PROBLEM STATEMENT:
Pull out every line from the listing that has the word "color".

RECORDS FOR THIS EXERCISE:

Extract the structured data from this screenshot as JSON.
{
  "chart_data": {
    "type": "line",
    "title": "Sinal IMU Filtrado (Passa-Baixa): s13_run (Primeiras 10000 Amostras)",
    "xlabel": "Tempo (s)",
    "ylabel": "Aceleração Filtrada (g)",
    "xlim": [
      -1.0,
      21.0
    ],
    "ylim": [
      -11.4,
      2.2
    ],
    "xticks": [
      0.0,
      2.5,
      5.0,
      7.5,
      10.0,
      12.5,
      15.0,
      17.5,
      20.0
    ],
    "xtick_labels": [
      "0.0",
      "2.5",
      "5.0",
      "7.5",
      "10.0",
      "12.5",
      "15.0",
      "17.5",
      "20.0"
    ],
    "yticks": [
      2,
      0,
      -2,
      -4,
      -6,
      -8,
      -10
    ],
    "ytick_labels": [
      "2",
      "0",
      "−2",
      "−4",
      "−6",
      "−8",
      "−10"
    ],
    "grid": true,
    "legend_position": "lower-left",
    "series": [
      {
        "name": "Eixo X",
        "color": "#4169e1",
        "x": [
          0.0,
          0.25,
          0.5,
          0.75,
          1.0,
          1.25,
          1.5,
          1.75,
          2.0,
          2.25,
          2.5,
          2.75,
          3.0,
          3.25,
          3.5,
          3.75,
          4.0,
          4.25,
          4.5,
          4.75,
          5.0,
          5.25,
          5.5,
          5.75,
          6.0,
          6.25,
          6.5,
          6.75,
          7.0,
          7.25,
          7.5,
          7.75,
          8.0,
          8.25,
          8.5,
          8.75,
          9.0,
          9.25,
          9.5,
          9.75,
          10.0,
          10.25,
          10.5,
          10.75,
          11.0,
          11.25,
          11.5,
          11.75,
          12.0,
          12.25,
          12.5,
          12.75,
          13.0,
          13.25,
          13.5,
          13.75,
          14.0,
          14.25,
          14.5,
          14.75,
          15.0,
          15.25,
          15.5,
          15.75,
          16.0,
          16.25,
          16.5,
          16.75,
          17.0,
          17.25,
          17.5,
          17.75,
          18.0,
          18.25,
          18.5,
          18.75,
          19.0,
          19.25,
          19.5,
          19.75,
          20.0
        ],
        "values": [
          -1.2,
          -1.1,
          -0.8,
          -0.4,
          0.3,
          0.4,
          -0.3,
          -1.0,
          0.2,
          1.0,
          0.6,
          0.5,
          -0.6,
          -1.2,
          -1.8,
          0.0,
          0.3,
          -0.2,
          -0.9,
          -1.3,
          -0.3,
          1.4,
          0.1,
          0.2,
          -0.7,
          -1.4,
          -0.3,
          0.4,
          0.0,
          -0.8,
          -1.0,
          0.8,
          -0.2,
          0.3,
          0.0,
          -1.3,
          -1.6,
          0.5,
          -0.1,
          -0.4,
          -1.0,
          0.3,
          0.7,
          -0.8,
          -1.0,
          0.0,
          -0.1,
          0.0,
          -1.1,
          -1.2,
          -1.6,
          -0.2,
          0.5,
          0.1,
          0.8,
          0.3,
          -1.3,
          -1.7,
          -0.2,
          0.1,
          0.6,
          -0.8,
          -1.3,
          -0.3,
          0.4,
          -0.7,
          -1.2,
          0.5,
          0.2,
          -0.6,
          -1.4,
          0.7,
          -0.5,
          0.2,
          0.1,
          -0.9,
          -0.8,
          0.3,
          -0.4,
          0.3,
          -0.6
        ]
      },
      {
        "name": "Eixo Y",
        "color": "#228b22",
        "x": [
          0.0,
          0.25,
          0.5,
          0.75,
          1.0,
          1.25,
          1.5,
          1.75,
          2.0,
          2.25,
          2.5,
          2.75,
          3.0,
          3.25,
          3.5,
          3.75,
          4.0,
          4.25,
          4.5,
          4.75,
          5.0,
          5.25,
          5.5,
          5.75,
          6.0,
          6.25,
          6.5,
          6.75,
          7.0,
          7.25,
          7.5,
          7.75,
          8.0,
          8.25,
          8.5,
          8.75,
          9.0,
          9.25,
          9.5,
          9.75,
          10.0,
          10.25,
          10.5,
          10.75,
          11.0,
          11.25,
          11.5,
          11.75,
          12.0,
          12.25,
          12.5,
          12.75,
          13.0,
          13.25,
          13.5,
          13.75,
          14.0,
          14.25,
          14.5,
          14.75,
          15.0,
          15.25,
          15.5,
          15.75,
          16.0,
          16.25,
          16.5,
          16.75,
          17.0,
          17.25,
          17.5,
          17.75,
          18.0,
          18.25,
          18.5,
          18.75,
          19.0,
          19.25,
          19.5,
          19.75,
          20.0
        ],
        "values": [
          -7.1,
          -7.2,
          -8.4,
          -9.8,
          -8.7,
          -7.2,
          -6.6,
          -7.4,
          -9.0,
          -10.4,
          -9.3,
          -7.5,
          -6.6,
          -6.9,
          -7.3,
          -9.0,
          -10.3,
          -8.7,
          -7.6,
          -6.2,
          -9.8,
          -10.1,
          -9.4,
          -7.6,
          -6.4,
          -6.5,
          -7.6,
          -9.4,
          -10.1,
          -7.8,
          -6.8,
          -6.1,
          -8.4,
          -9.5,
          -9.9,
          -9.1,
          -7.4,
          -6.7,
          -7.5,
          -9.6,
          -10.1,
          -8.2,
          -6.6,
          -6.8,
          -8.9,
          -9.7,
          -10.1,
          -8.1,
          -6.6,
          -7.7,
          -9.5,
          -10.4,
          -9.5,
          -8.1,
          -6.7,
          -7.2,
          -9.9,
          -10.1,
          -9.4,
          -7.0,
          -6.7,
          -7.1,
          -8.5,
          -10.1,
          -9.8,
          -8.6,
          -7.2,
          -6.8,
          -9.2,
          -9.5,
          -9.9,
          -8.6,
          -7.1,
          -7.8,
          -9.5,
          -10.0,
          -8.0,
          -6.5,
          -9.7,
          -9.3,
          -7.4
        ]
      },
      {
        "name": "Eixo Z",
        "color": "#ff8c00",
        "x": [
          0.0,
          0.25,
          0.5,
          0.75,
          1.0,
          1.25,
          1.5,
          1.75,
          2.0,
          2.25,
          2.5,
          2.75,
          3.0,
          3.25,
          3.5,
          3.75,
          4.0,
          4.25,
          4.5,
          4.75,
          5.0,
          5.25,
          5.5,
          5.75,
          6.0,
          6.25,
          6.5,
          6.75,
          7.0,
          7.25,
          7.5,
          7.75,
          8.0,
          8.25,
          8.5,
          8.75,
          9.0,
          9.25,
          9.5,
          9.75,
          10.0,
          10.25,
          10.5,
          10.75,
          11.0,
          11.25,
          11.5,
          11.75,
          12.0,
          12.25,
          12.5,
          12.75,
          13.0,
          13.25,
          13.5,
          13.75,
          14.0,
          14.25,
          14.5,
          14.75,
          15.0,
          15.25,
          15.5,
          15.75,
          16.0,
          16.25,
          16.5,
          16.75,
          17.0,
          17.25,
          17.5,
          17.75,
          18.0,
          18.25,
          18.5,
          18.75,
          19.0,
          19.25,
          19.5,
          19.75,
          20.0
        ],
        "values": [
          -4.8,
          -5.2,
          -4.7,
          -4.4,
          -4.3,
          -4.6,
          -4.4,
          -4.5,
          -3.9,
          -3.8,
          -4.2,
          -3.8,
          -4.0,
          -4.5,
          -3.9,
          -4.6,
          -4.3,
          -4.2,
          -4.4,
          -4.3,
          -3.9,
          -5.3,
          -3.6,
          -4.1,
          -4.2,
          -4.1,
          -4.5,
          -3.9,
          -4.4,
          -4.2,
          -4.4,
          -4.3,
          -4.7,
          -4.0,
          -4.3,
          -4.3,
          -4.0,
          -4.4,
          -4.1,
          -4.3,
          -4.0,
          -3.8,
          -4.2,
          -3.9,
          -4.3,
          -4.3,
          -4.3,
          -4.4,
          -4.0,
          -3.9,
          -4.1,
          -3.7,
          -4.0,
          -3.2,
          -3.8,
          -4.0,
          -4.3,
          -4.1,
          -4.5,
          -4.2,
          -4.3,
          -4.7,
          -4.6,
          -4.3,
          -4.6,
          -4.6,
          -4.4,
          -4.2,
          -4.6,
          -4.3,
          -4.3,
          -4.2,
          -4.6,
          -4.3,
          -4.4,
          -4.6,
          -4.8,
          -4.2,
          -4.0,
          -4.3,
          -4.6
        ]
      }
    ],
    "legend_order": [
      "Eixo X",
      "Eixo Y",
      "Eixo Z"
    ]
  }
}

COMPLETE ANSWER:
        "color": "#4169e1",
        "color": "#228b22",
        "color": "#ff8c00",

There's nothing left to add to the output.